I really like the graphics on this one, normally I find Burton has the worst graphics in the industry (recent years anyway).


----------



## 165586 (May 9, 2018)

This is a REALLY SWEET-looking board!

Heading to Hokkaido next week with a new 156 DC HR House of Powder but, man, would this fit nicely in my board bag, as well.


----------



## ckang008 (May 18, 2009)

I'm planning to get 1 also. For 180lb guy without gear which size should I get for Niseko riding only? 156 or 161? My other boards foe Niseko are archetype 162 and powderwolf 165


----------



## Phedder (Sep 13, 2014)

ckang008 said:


> I'm planning to get 1 also. For 180lb guy without gear which size should I get for Niseko riding only? 156 or 161? My other boards foe Niseko are archetype 162 and powderwolf 165


Unless you want it purely for tight trees, I'd still go the 161 for maximum float. It's an incredibly easy board to maneuver, feels smaller than it's size to me, and also looks much smaller than it's stated size. Here's my 161 between my 158 Supernatant and 163 Squash...


----------



## Jkb818 (Sep 28, 2019)

how about a 140lb guy?


----------



## Phedder (Sep 13, 2014)

156 Would be more than enough for 140lb. 151 for super tight trees, but again it's very nimble. I don't see a point to size down a fish, at that point you should just look at a proper short fat.


----------



## Jkb818 (Sep 28, 2019)

Phedder said:


> 156 Would be more than enough for 140lb. 151 for super tight trees, but again it's very nimble. I don't see a point to size down a fish, at that point you should just look at a proper short fat.


Only a few days on the EA and already thinking about my next deck ??‍♂


----------



## Phedder (Sep 13, 2014)

I just sold mine 

If I was keeping a smaller quiver I'd have kept the Archetype, but it was hard to justify keeping while also having a Squash and a Fish. Squash covers freeride/pow, Fish covers Trees/pow. Archetype does both well, but not as well as either of those separately.


----------



## ju87 (Mar 9, 2011)

Jkb818 said:


> how about a 140lb guy?


I'm about that weight and I ride the 156. No issues with maneuverability in the trees or in general.


----------



## Craig64 (Jul 16, 2015)

Be interesting to get a riders review on the '20 3D Fish. Been looking around online and there is nothing out there yet on this board other than a handful of pic's.


----------



## Jkb818 (Sep 28, 2019)

Craig51 said:


> Be interesting to get a riders review on the '20 3D Fish. Been looking around online and there is nothing out there yet on this board other than a handful of pic's.


☝?


----------



## Craig64 (Jul 16, 2015)

I was hoping to grab one before I fly to Furano in a weeks time but the handful that were distributed for Australian retail in December are all gone so I have to wait till February to get the 161 I ordered. I'll just have to be content with my standard 161 Fish and Surfer.


----------



## Jkb818 (Sep 28, 2019)

Did you order from The House? Only place I see doing pre orders...


----------



## timhuntee (Dec 11, 2019)

═══

(STATED GOAL 1):
Output, as a numbered list with blank lines omitted, the lines of the records running from the first line through the line containing "Text: 14: 14 [295, 100, 305, 108]", both included.

Source records
═══

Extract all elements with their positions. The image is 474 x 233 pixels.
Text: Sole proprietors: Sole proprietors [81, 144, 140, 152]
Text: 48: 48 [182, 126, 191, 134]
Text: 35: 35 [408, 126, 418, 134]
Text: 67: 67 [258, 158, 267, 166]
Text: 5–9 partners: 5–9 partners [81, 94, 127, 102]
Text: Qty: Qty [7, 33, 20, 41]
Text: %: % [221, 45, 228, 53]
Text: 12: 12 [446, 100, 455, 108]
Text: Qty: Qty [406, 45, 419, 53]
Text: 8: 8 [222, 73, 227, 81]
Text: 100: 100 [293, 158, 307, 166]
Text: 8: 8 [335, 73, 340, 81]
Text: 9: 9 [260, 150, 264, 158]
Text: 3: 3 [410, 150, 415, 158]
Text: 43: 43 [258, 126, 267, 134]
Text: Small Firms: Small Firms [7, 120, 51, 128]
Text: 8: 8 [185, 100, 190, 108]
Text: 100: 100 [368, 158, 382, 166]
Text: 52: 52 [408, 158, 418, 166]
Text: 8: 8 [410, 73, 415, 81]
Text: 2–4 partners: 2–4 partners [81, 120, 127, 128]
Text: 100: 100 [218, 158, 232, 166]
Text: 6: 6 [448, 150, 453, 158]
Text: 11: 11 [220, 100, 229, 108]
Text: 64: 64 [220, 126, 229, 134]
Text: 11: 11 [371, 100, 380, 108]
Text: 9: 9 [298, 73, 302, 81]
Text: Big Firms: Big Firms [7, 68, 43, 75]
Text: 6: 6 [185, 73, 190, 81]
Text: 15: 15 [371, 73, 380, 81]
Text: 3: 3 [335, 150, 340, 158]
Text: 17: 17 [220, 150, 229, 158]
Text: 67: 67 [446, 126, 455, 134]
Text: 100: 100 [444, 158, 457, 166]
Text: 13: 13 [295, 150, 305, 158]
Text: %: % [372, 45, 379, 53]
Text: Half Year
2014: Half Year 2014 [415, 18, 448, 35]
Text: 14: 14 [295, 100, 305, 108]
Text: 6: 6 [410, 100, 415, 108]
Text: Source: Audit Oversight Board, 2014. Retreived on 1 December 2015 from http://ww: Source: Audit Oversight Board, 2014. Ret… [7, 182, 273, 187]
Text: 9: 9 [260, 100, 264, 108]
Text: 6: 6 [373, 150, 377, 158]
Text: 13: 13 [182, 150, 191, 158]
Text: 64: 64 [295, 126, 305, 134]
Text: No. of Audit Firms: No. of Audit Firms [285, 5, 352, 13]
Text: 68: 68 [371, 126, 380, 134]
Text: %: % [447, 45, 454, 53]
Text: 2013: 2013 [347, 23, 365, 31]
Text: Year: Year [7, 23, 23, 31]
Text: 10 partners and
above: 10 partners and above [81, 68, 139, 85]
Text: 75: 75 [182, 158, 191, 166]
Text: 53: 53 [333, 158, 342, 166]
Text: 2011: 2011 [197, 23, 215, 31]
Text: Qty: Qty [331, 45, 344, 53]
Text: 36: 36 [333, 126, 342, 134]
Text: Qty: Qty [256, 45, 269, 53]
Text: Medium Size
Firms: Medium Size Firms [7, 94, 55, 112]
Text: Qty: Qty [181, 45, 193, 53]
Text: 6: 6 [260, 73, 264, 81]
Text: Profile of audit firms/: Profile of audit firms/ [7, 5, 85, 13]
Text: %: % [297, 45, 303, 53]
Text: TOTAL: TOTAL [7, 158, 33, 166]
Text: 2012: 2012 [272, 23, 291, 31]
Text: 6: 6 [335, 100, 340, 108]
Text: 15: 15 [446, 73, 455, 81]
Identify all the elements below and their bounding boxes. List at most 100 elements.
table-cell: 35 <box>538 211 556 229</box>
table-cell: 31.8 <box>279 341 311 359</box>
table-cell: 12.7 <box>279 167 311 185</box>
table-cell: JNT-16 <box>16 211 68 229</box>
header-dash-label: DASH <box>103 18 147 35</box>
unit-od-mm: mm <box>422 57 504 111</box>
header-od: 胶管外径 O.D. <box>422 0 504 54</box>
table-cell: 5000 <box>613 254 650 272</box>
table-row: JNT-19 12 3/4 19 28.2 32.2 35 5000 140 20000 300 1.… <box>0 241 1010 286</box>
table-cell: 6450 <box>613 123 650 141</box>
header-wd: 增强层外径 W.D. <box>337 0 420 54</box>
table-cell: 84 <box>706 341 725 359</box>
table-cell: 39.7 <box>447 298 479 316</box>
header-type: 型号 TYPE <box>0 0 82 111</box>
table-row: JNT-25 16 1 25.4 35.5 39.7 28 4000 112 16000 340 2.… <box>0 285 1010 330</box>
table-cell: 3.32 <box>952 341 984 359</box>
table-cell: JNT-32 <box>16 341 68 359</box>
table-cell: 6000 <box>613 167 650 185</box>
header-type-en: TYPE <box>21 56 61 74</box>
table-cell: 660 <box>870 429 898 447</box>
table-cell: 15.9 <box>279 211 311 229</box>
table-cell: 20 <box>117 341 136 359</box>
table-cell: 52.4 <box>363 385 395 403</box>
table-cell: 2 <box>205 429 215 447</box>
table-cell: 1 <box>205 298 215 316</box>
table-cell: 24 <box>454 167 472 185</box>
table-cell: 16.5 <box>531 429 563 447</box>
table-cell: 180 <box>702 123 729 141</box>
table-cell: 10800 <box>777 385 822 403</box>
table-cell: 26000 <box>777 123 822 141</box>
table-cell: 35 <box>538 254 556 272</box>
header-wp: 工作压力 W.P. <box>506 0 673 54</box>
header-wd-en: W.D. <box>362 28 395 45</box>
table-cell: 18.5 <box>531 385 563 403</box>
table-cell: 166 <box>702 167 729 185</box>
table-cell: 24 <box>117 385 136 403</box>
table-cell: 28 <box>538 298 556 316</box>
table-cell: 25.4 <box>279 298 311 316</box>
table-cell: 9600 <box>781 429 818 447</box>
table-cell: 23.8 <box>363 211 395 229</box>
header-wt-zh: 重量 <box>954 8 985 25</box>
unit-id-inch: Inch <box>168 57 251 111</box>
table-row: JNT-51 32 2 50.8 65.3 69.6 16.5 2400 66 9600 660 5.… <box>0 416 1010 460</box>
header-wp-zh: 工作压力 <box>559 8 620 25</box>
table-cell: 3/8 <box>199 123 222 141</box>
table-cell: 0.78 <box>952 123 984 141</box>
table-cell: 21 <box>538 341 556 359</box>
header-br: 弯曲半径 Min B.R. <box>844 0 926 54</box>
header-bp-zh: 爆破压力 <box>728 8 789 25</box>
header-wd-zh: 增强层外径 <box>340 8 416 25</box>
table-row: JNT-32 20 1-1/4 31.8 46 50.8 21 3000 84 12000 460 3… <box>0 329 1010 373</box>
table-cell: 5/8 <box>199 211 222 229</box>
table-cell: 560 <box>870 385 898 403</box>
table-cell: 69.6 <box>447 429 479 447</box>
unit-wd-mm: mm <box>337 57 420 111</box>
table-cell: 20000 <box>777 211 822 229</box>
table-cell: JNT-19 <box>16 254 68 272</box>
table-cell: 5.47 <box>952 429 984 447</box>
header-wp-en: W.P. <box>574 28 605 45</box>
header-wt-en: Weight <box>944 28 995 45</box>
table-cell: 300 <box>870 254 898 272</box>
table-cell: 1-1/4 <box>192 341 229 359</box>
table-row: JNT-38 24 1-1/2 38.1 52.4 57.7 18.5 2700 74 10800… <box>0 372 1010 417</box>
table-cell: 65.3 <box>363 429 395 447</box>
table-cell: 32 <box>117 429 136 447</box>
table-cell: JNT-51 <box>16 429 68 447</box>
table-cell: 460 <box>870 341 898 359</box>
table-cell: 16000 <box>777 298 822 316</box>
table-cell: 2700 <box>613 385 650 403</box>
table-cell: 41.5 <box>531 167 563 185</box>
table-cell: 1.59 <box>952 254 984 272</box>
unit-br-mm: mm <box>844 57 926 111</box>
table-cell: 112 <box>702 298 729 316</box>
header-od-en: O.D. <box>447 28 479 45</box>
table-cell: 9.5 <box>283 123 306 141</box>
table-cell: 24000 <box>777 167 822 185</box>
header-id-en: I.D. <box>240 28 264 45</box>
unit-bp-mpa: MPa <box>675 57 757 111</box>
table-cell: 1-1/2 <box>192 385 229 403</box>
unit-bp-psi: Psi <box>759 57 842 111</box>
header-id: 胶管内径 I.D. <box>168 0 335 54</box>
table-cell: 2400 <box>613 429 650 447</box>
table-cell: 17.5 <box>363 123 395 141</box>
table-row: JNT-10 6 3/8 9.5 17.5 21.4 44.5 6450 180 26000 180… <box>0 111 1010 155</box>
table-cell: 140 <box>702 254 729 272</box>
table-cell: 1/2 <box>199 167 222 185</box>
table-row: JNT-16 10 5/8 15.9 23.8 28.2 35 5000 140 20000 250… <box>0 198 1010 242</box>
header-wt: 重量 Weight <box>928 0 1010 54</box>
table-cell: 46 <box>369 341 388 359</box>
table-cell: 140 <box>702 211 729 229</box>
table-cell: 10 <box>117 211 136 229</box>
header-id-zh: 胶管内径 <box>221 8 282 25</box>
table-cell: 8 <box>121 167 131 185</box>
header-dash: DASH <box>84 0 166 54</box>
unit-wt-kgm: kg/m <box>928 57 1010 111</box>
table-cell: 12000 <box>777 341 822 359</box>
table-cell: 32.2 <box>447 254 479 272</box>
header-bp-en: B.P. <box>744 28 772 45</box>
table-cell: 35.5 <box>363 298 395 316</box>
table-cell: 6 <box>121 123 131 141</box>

═══

(STATED GOAL 2):
In the snowboard forum thread, which board size does Phedder recommend to the 180lb rider for maximum float, unless the board is wanted purely for tight trees?

(COMPLETE ANSWER 1):
1. Extract all elements with their positions. The image is 474 x 233 pixels.
2. Text: Sole proprietors: Sole proprietors [81, 144, 140, 152]
3. Text: 48: 48 [182, 126, 191, 134]
4. Text: 35: 35 [408, 126, 418, 134]
5. Text: 67: 67 [258, 158, 267, 166]
6. Text: 5–9 partners: 5–9 partners [81, 94, 127, 102]
7. Text: Qty: Qty [7, 33, 20, 41]
8. Text: %: % [221, 45, 228, 53]
9. Text: 12: 12 [446, 100, 455, 108]
10. Text: Qty: Qty [406, 45, 419, 53]
11. Text: 8: 8 [222, 73, 227, 81]
12. Text: 100: 100 [293, 158, 307, 166]
13. Text: 8: 8 [335, 73, 340, 81]
14. Text: 9: 9 [260, 150, 264, 158]
15. Text: 3: 3 [410, 150, 415, 158]
16. Text: 43: 43 [258, 126, 267, 134]
17. Text: Small Firms: Small Firms [7, 120, 51, 128]
18. Text: 8: 8 [185, 100, 190, 108]
19. Text: 100: 100 [368, 158, 382, 166]
20. Text: 52: 52 [408, 158, 418, 166]
21. Text: 8: 8 [410, 73, 415, 81]
22. Text: 2–4 partners: 2–4 partners [81, 120, 127, 128]
23. Text: 100: 100 [218, 158, 232, 166]
24. Text: 6: 6 [448, 150, 453, 158]
25. Text: 11: 11 [220, 100, 229, 108]
26. Text: 64: 64 [220, 126, 229, 134]
27. Text: 11: 11 [371, 100, 380, 108]
28. Text: 9: 9 [298, 73, 302, 81]
29. Text: Big Firms: Big Firms [7, 68, 43, 75]
30. Text: 6: 6 [185, 73, 190, 81]
31. Text: 15: 15 [371, 73, 380, 81]
32. Text: 3: 3 [335, 150, 340, 158]
33. Text: 17: 17 [220, 150, 229, 158]
34. Text: 67: 67 [446, 126, 455, 134]
35. Text: 100: 100 [444, 158, 457, 166]
36. Text: 13: 13 [295, 150, 305, 158]
37. Text: %: % [372, 45, 379, 53]
38. Text: Half Year
39. 2014: Half Year 2014 [415, 18, 448, 35]
40. Text: 14: 14 [295, 100, 305, 108]

(COMPLETE ANSWER 2):
The 161.